### Extracted records
-*-

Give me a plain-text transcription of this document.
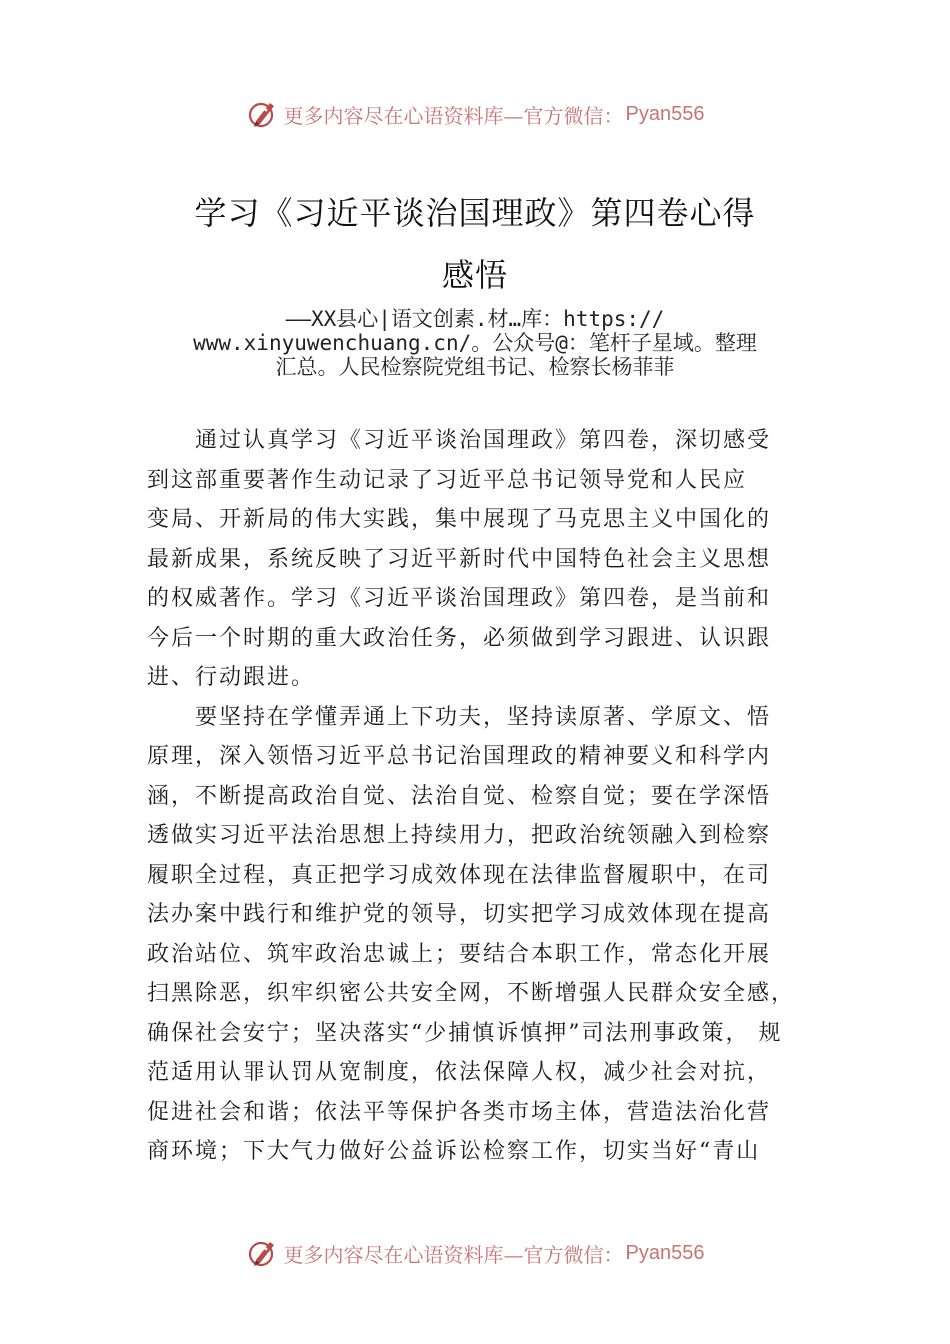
更多内容尽在心语资料库—官方微信： Pyan556
学习《习近平谈治国理政》第四卷心得
感悟
——XX县心|语文创素.材…库：https://
www.xinyuwenchuang.cn/。公众号@：笔杆子星域。整理
汇总。人民检察院党组书记、检察长杨菲菲
　　通过认真学习《习近平谈治国理政》第四卷，深切感受
到这部重要著作生动记录了习近平总书记领导党和人民应
变局、开新局的伟大实践，集中展现了马克思主义中国化的
最新成果，系统反映了习近平新时代中国特色社会主义思想
的权威著作。学习《习近平谈治国理政》第四卷，是当前和
今后一个时期的重大政治任务，必须做到学习跟进、认识跟
进、行动跟进。
　　要坚持在学懂弄通上下功夫，坚持读原著、学原文、悟
原理，深入领悟习近平总书记治国理政的精神要义和科学内
涵，不断提高政治自觉、法治自觉、检察自觉；要在学深悟
透做实习近平法治思想上持续用力，把政治统领融入到检察
履职全过程，真正把学习成效体现在法律监督履职中，在司
法办案中践行和维护党的领导，切实把学习成效体现在提高
政治站位、筑牢政治忠诚上；要结合本职工作，常态化开展
扫黑除恶，织牢织密公共安全网，不断增强人民群众安全感，
确保社会安宁；坚决落实“少捕慎诉慎押”司法刑事政策， 规
范适用认罪认罚从宽制度，依法保障人权，减少社会对抗，
促进社会和谐；依法平等保护各类市场主体，营造法治化营
商环境；下大气力做好公益诉讼检察工作，切实当好“青山
更多内容尽在心语资料库—官方微信： Pyan556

-*-

### Exercise instructions
Write every record out again exactly; no pictures belong in the copy.

### Task output
Give me a plain-text transcription of this document.
更多内容尽在心语资料库—官方微信： Pyan556
学习《习近平谈治国理政》第四卷心得
感悟
——XX县心|语文创素.材…库：https://
www.xinyuwenchuang.cn/。公众号@：笔杆子星域。整理
汇总。人民检察院党组书记、检察长杨菲菲
　　通过认真学习《习近平谈治国理政》第四卷，深切感受
到这部重要著作生动记录了习近平总书记领导党和人民应
变局、开新局的伟大实践，集中展现了马克思主义中国化的
最新成果，系统反映了习近平新时代中国特色社会主义思想
的权威著作。学习《习近平谈治国理政》第四卷，是当前和
今后一个时期的重大政治任务，必须做到学习跟进、认识跟
进、行动跟进。
　　要坚持在学懂弄通上下功夫，坚持读原著、学原文、悟
原理，深入领悟习近平总书记治国理政的精神要义和科学内
涵，不断提高政治自觉、法治自觉、检察自觉；要在学深悟
透做实习近平法治思想上持续用力，把政治统领融入到检察
履职全过程，真正把学习成效体现在法律监督履职中，在司
法办案中践行和维护党的领导，切实把学习成效体现在提高
政治站位、筑牢政治忠诚上；要结合本职工作，常态化开展
扫黑除恶，织牢织密公共安全网，不断增强人民群众安全感，
确保社会安宁；坚决落实“少捕慎诉慎押”司法刑事政策， 规
范适用认罪认罚从宽制度，依法保障人权，减少社会对抗，
促进社会和谐；依法平等保护各类市场主体，营造法治化营
商环境；下大气力做好公益诉讼检察工作，切实当好“青山
更多内容尽在心语资料库—官方微信： Pyan556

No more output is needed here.